▸ Material provided
══════════════════════════════
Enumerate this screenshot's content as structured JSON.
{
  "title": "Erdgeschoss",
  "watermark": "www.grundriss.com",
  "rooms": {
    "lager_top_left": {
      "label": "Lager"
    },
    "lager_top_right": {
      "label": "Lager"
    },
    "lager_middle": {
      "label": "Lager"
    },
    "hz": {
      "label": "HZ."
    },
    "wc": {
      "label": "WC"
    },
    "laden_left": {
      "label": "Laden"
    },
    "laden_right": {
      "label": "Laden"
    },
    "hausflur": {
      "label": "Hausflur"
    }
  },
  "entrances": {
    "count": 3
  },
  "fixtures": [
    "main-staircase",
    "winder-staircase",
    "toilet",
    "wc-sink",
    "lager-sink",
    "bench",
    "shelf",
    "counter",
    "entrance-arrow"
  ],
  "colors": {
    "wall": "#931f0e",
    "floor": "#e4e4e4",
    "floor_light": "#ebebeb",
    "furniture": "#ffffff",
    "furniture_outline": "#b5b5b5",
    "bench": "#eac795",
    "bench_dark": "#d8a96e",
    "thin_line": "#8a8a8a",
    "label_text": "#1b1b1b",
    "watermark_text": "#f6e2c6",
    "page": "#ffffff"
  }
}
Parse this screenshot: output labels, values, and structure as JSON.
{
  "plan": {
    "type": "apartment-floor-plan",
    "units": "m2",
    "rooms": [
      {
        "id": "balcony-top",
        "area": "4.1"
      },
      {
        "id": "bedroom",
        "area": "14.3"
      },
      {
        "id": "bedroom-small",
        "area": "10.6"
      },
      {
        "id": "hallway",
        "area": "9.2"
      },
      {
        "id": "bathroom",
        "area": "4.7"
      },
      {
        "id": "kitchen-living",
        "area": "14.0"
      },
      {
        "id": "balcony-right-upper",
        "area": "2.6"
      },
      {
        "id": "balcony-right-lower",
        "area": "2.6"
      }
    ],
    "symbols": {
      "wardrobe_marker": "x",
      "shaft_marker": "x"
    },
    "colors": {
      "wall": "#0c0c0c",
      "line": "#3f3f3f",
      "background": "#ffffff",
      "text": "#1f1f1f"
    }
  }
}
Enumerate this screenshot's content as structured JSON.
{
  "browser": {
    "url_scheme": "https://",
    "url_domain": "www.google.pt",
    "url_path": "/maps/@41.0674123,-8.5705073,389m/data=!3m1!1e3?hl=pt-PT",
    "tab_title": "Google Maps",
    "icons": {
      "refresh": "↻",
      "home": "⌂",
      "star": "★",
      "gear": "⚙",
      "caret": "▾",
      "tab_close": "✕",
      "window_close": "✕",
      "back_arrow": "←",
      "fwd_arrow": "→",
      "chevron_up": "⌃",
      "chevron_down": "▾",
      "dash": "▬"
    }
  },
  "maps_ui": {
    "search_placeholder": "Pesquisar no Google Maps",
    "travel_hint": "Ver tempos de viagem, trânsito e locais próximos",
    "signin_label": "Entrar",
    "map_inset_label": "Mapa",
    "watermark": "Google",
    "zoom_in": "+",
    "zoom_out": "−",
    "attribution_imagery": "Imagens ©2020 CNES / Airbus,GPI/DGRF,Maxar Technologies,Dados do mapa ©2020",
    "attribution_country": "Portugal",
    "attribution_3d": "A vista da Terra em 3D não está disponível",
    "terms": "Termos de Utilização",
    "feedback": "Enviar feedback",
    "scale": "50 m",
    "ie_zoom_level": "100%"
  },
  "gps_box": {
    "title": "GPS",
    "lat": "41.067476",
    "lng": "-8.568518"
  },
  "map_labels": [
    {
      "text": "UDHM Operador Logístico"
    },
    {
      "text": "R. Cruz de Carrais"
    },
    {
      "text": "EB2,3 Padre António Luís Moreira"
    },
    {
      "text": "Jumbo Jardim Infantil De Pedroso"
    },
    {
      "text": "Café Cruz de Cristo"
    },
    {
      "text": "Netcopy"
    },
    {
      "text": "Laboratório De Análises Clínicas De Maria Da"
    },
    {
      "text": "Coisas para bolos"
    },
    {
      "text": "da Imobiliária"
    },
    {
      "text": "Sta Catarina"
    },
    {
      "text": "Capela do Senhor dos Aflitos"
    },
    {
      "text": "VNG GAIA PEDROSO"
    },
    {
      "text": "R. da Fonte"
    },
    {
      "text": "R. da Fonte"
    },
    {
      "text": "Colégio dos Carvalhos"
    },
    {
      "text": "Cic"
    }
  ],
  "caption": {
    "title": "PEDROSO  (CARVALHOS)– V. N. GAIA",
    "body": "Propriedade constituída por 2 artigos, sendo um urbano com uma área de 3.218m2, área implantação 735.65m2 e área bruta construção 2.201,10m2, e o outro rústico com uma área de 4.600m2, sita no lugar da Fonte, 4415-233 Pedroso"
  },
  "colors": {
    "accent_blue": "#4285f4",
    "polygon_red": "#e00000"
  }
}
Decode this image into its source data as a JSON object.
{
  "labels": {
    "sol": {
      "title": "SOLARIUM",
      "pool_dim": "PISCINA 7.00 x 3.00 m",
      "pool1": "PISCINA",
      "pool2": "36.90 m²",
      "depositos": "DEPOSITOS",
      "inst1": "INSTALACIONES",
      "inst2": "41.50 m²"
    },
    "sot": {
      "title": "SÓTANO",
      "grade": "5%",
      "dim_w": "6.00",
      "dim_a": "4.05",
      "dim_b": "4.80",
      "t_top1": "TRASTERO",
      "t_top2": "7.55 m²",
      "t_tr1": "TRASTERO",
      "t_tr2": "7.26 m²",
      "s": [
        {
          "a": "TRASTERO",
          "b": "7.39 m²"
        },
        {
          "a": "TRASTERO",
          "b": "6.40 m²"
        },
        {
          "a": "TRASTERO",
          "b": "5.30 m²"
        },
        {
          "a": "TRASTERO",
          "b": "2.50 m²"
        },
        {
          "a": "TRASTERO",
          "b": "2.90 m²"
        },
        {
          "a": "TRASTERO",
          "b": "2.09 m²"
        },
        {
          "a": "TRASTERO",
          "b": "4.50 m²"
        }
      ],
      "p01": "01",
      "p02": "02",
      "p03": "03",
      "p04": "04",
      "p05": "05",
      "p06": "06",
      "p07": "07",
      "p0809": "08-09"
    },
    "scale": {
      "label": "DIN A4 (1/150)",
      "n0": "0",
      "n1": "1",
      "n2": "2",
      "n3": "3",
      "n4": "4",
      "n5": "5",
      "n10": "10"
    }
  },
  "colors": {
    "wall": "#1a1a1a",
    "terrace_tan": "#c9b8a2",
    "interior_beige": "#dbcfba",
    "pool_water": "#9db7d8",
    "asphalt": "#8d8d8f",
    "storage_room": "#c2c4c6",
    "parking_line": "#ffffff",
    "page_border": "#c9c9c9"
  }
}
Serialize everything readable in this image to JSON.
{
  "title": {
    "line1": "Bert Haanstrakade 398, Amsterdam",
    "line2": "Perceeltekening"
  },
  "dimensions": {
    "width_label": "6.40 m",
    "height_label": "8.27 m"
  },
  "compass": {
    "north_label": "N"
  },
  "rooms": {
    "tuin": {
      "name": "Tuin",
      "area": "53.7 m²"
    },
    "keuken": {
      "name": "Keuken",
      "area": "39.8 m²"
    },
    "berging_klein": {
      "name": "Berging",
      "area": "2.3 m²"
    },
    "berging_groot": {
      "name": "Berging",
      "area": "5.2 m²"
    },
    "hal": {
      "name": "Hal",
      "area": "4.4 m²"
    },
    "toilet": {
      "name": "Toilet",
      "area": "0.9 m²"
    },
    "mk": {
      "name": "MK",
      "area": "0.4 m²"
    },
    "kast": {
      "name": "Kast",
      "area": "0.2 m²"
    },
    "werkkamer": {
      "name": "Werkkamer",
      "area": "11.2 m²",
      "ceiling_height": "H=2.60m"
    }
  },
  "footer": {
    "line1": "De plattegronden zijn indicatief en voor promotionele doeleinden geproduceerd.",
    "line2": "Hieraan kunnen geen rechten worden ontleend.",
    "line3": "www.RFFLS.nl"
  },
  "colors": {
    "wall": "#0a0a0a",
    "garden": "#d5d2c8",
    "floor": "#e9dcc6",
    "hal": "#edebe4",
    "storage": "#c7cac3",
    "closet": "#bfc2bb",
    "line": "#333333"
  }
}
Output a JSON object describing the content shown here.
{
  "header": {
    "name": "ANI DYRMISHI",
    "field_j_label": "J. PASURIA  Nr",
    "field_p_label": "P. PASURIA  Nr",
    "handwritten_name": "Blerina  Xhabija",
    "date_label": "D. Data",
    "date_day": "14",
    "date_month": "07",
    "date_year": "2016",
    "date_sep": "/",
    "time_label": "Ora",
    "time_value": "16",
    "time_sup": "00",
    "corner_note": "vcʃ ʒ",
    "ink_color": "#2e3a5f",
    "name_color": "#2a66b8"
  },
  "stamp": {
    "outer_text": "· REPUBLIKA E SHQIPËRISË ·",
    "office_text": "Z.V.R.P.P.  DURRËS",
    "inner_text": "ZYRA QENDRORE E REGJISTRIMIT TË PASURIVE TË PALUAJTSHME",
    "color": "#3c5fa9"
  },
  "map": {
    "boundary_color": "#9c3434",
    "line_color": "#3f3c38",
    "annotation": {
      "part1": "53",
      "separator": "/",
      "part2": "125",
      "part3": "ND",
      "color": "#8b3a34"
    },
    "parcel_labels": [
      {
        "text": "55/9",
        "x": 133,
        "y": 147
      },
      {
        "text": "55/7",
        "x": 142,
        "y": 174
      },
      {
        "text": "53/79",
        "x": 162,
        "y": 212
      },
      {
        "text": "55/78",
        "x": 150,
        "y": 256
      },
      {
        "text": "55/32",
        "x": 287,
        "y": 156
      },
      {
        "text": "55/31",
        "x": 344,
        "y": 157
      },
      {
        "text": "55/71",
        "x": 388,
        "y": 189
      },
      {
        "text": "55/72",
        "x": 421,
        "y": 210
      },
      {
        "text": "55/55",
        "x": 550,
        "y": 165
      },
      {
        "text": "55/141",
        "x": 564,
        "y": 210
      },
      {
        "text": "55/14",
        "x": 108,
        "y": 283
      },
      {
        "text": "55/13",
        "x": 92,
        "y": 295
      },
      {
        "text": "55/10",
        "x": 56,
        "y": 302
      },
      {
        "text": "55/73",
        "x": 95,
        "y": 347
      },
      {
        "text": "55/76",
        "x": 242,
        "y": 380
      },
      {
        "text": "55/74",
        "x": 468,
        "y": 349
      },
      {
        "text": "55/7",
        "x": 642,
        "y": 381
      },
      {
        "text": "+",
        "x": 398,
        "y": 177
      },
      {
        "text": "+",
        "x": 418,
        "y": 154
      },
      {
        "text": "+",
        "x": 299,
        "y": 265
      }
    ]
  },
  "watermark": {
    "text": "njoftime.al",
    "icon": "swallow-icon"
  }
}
══════════════════════════════
▸ Aim
Copy out every line where the word "JSON" occurs.

▸ Exercise result
Enumerate this screenshot's content as structured JSON.
Parse this screenshot: output labels, values, and structure as JSON.
Enumerate this screenshot's content as structured JSON.
Decode this image into its source data as a JSON object.
Serialize everything readable in this image to JSON.
Output a JSON object describing the content shown here.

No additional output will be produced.